# DATA FOR THIS EXERCISE:
● ● ● ● ● ● ●
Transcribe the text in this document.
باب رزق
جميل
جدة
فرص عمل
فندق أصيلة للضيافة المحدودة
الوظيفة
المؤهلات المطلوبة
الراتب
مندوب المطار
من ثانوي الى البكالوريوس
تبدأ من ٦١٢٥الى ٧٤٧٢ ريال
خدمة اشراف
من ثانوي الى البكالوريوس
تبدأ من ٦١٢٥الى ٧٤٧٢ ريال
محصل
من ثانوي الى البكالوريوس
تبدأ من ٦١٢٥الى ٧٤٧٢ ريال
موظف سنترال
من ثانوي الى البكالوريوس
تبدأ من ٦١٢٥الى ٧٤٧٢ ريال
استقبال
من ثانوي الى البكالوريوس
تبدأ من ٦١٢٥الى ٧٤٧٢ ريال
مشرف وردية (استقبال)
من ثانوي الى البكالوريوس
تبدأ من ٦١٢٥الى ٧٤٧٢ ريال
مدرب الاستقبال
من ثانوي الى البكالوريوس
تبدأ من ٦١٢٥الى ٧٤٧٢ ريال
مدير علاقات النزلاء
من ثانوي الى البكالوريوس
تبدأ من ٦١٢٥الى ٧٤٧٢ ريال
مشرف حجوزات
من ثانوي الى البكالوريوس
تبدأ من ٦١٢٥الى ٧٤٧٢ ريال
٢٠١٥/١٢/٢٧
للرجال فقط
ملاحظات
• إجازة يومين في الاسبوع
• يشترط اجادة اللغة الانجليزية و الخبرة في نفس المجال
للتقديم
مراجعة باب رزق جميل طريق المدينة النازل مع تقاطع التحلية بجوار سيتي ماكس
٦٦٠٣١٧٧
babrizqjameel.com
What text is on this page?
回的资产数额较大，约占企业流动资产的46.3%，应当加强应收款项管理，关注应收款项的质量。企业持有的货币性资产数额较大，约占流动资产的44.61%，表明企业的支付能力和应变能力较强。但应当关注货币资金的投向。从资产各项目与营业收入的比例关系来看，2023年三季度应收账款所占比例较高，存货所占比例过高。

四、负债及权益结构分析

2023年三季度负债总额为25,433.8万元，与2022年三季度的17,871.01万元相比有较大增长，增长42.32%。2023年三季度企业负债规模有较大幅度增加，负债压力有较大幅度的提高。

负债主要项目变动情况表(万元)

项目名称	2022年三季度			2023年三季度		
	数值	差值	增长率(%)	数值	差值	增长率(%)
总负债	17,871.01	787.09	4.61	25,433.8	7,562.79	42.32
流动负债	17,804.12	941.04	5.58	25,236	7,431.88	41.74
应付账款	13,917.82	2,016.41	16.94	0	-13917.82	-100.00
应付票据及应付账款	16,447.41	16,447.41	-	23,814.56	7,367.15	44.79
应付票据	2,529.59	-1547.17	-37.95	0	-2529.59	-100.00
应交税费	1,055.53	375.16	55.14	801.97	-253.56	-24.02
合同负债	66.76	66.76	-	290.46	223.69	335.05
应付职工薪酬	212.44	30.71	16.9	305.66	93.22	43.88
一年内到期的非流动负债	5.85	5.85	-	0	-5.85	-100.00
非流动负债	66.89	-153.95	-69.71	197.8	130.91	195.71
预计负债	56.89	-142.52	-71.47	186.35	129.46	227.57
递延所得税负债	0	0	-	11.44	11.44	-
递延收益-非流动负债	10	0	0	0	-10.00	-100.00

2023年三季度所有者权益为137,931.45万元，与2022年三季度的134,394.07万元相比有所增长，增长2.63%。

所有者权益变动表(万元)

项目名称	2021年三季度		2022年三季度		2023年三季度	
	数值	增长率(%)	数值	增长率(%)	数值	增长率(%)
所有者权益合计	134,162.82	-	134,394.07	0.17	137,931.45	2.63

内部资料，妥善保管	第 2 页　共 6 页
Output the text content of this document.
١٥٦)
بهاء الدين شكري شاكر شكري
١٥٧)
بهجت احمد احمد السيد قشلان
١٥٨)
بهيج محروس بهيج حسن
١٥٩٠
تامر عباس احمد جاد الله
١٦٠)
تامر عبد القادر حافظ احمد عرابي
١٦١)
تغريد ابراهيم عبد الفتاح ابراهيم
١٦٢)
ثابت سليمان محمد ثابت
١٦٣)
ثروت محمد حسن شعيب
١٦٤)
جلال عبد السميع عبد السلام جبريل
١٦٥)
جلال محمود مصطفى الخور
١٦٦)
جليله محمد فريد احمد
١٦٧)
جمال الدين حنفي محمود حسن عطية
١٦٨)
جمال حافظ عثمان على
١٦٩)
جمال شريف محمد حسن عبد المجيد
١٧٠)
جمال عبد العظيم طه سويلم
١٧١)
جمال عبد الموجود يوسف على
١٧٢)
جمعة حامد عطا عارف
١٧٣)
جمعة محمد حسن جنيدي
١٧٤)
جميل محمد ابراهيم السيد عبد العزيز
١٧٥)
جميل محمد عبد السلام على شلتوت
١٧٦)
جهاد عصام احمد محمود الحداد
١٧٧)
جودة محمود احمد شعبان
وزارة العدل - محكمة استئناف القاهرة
● ● ● ● ● ● ●
# PROBLEM STATEMENT:
Copy the material above verbatim.

# CORRECT RESULT:
Transcribe the text in this document.
باب رزق
جميل
جدة
فرص عمل
فندق أصيلة للضيافة المحدودة
الوظيفة
المؤهلات المطلوبة
الراتب
مندوب المطار
من ثانوي الى البكالوريوس
تبدأ من ٦١٢٥الى ٧٤٧٢ ريال
خدمة اشراف
من ثانوي الى البكالوريوس
تبدأ من ٦١٢٥الى ٧٤٧٢ ريال
محصل
من ثانوي الى البكالوريوس
تبدأ من ٦١٢٥الى ٧٤٧٢ ريال
موظف سنترال
من ثانوي الى البكالوريوس
تبدأ من ٦١٢٥الى ٧٤٧٢ ريال
استقبال
من ثانوي الى البكالوريوس
تبدأ من ٦١٢٥الى ٧٤٧٢ ريال
مشرف وردية (استقبال)
من ثانوي الى البكالوريوس
تبدأ من ٦١٢٥الى ٧٤٧٢ ريال
مدرب الاستقبال
من ثانوي الى البكالوريوس
تبدأ من ٦١٢٥الى ٧٤٧٢ ريال
مدير علاقات النزلاء
من ثانوي الى البكالوريوس
تبدأ من ٦١٢٥الى ٧٤٧٢ ريال
مشرف حجوزات
من ثانوي الى البكالوريوس
تبدأ من ٦١٢٥الى ٧٤٧٢ ريال
٢٠١٥/١٢/٢٧
للرجال فقط
ملاحظات
• إجازة يومين في الاسبوع
• يشترط اجادة اللغة الانجليزية و الخبرة في نفس المجال
للتقديم
مراجعة باب رزق جميل طريق المدينة النازل مع تقاطع التحلية بجوار سيتي ماكس
٦٦٠٣١٧٧
babrizqjameel.com
What text is on this page?
回的资产数额较大，约占企业流动资产的46.3%，应当加强应收款项管理，关注应收款项的质量。企业持有的货币性资产数额较大，约占流动资产的44.61%，表明企业的支付能力和应变能力较强。但应当关注货币资金的投向。从资产各项目与营业收入的比例关系来看，2023年三季度应收账款所占比例较高，存货所占比例过高。

四、负债及权益结构分析

2023年三季度负债总额为25,433.8万元，与2022年三季度的17,871.01万元相比有较大增长，增长42.32%。2023年三季度企业负债规模有较大幅度增加，负债压力有较大幅度的提高。

负债主要项目变动情况表(万元)

项目名称	2022年三季度			2023年三季度		
	数值	差值	增长率(%)	数值	差值	增长率(%)
总负债	17,871.01	787.09	4.61	25,433.8	7,562.79	42.32
流动负债	17,804.12	941.04	5.58	25,236	7,431.88	41.74
应付账款	13,917.82	2,016.41	16.94	0	-13917.82	-100.00
应付票据及应付账款	16,447.41	16,447.41	-	23,814.56	7,367.15	44.79
应付票据	2,529.59	-1547.17	-37.95	0	-2529.59	-100.00
应交税费	1,055.53	375.16	55.14	801.97	-253.56	-24.02
合同负债	66.76	66.76	-	290.46	223.69	335.05
应付职工薪酬	212.44	30.71	16.9	305.66	93.22	43.88
一年内到期的非流动负债	5.85	5.85	-	0	-5.85	-100.00
非流动负债	66.89	-153.95	-69.71	197.8	130.91	195.71
预计负债	56.89	-142.52	-71.47	186.35	129.46	227.57
递延所得税负债	0	0	-	11.44	11.44	-
递延收益-非流动负债	10	0	0	0	-10.00	-100.00

2023年三季度所有者权益为137,931.45万元，与2022年三季度的134,394.07万元相比有所增长，增长2.63%。

所有者权益变动表(万元)

项目名称	2021年三季度		2022年三季度		2023年三季度	
	数值	增长率(%)	数值	增长率(%)	数值	增长率(%)
所有者权益合计	134,162.82	-	134,394.07	0.17	137,931.45	2.63

内部资料，妥善保管	第 2 页　共 6 页
Output the text content of this document.
١٥٦)
بهاء الدين شكري شاكر شكري
١٥٧)
بهجت احمد احمد السيد قشلان
١٥٨)
بهيج محروس بهيج حسن
١٥٩٠
تامر عباس احمد جاد الله
١٦٠)
تامر عبد القادر حافظ احمد عرابي
١٦١)
تغريد ابراهيم عبد الفتاح ابراهيم
١٦٢)
ثابت سليمان محمد ثابت
١٦٣)
ثروت محمد حسن شعيب
١٦٤)
جلال عبد السميع عبد السلام جبريل
١٦٥)
جلال محمود مصطفى الخور
١٦٦)
جليله محمد فريد احمد
١٦٧)
جمال الدين حنفي محمود حسن عطية
١٦٨)
جمال حافظ عثمان على
١٦٩)
جمال شريف محمد حسن عبد المجيد
١٧٠)
جمال عبد العظيم طه سويلم
١٧١)
جمال عبد الموجود يوسف على
١٧٢)
جمعة حامد عطا عارف
١٧٣)
جمعة محمد حسن جنيدي
١٧٤)
جميل محمد ابراهيم السيد عبد العزيز
١٧٥)
جميل محمد عبد السلام على شلتوت
١٧٦)
جهاد عصام احمد محمود الحداد
١٧٧)
جودة محمود احمد شعبان
وزارة العدل - محكمة استئناف القاهرة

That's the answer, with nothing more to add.